== WRITTEN INSTRUCTION ==
Write out the whole listing, matching it exactly.

== DATA PROVIDED ==
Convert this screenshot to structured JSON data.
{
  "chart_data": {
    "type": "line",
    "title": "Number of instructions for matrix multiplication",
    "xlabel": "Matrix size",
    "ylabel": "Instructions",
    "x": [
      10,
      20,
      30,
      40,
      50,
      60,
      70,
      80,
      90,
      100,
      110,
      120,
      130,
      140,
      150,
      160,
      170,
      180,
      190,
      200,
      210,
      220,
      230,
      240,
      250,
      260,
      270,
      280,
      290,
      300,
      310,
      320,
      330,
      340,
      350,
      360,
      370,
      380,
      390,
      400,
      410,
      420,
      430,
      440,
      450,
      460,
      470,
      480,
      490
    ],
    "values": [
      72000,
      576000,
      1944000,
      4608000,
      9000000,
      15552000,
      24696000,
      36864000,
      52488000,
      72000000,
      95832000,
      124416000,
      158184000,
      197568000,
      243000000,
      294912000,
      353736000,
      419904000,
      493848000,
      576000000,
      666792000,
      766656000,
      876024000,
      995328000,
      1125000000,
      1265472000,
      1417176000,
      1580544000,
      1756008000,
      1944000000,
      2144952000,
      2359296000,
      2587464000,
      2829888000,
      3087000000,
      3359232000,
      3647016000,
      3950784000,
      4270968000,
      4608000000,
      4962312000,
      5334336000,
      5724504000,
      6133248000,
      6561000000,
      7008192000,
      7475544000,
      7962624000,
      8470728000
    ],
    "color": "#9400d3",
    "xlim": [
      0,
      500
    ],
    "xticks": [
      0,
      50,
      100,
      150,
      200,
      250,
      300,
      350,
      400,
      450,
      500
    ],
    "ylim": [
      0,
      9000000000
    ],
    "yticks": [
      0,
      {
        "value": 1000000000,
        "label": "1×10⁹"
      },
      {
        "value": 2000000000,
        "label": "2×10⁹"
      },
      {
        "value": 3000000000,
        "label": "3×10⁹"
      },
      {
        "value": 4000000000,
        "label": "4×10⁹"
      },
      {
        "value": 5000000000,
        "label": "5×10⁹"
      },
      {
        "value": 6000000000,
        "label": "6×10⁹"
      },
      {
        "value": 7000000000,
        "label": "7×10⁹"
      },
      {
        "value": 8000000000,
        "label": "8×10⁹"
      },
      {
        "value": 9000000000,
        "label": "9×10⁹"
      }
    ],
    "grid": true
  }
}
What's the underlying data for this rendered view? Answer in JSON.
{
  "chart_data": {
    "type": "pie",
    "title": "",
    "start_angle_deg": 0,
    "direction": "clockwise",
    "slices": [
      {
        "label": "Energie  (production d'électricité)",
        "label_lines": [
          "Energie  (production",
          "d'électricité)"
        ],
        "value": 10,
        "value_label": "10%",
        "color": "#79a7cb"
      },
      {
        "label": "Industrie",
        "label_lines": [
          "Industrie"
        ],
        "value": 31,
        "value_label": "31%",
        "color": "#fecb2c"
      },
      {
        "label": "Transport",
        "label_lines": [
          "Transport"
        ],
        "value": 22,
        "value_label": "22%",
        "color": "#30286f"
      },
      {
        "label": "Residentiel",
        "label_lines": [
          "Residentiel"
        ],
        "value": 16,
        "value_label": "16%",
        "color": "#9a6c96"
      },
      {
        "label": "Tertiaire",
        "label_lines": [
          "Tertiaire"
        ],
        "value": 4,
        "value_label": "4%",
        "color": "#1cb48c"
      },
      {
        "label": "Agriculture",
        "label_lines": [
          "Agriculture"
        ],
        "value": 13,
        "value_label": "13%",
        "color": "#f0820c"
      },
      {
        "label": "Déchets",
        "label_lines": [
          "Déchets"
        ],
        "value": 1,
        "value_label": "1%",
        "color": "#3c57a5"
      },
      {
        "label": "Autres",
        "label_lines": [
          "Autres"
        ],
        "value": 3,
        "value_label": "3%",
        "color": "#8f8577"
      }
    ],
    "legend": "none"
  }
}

== EXERCISE OUTPUT ==
Convert this screenshot to structured JSON data.
{
  "chart_data": {
    "type": "line",
    "title": "Number of instructions for matrix multiplication",
    "xlabel": "Matrix size",
    "ylabel": "Instructions",
    "x": [
      10,
      20,
      30,
      40,
      50,
      60,
      70,
      80,
      90,
      100,
      110,
      120,
      130,
      140,
      150,
      160,
      170,
      180,
      190,
      200,
      210,
      220,
      230,
      240,
      250,
      260,
      270,
      280,
      290,
      300,
      310,
      320,
      330,
      340,
      350,
      360,
      370,
      380,
      390,
      400,
      410,
      420,
      430,
      440,
      450,
      460,
      470,
      480,
      490
    ],
    "values": [
      72000,
      576000,
      1944000,
      4608000,
      9000000,
      15552000,
      24696000,
      36864000,
      52488000,
      72000000,
      95832000,
      124416000,
      158184000,
      197568000,
      243000000,
      294912000,
      353736000,
      419904000,
      493848000,
      576000000,
      666792000,
      766656000,
      876024000,
      995328000,
      1125000000,
      1265472000,
      1417176000,
      1580544000,
      1756008000,
      1944000000,
      2144952000,
      2359296000,
      2587464000,
      2829888000,
      3087000000,
      3359232000,
      3647016000,
      3950784000,
      4270968000,
      4608000000,
      4962312000,
      5334336000,
      5724504000,
      6133248000,
      6561000000,
      7008192000,
      7475544000,
      7962624000,
      8470728000
    ],
    "color": "#9400d3",
    "xlim": [
      0,
      500
    ],
    "xticks": [
      0,
      50,
      100,
      150,
      200,
      250,
      300,
      350,
      400,
      450,
      500
    ],
    "ylim": [
      0,
      9000000000
    ],
    "yticks": [
      0,
      {
        "value": 1000000000,
        "label": "1×10⁹"
      },
      {
        "value": 2000000000,
        "label": "2×10⁹"
      },
      {
        "value": 3000000000,
        "label": "3×10⁹"
      },
      {
        "value": 4000000000,
        "label": "4×10⁹"
      },
      {
        "value": 5000000000,
        "label": "5×10⁹"
      },
      {
        "value": 6000000000,
        "label": "6×10⁹"
      },
      {
        "value": 7000000000,
        "label": "7×10⁹"
      },
      {
        "value": 8000000000,
        "label": "8×10⁹"
      },
      {
        "value": 9000000000,
        "label": "9×10⁹"
      }
    ],
    "grid": true
  }
}
What's the underlying data for this rendered view? Answer in JSON.
{
  "chart_data": {
    "type": "pie",
    "title": "",
    "start_angle_deg": 0,
    "direction": "clockwise",
    "slices": [
      {
        "label": "Energie  (production d'électricité)",
        "label_lines": [
          "Energie  (production",
          "d'électricité)"
        ],
        "value": 10,
        "value_label": "10%",
        "color": "#79a7cb"
      },
      {
        "label": "Industrie",
        "label_lines": [
          "Industrie"
        ],
        "value": 31,
        "value_label": "31%",
        "color": "#fecb2c"
      },
      {
        "label": "Transport",
        "label_lines": [
          "Transport"
        ],
        "value": 22,
        "value_label": "22%",
        "color": "#30286f"
      },
      {
        "label": "Residentiel",
        "label_lines": [
          "Residentiel"
        ],
        "value": 16,
        "value_label": "16%",
        "color": "#9a6c96"
      },
      {
        "label": "Tertiaire",
        "label_lines": [
          "Tertiaire"
        ],
        "value": 4,
        "value_label": "4%",
        "color": "#1cb48c"
      },
      {
        "label": "Agriculture",
        "label_lines": [
          "Agriculture"
        ],
        "value": 13,
        "value_label": "13%",
        "color": "#f0820c"
      },
      {
        "label": "Déchets",
        "label_lines": [
          "Déchets"
        ],
        "value": 1,
        "value_label": "1%",
        "color": "#3c57a5"
      },
      {
        "label": "Autres",
        "label_lines": [
          "Autres"
        ],
        "value": 3,
        "value_label": "3%",
        "color": "#8f8577"
      }
    ],
    "legend": "none"
  }
}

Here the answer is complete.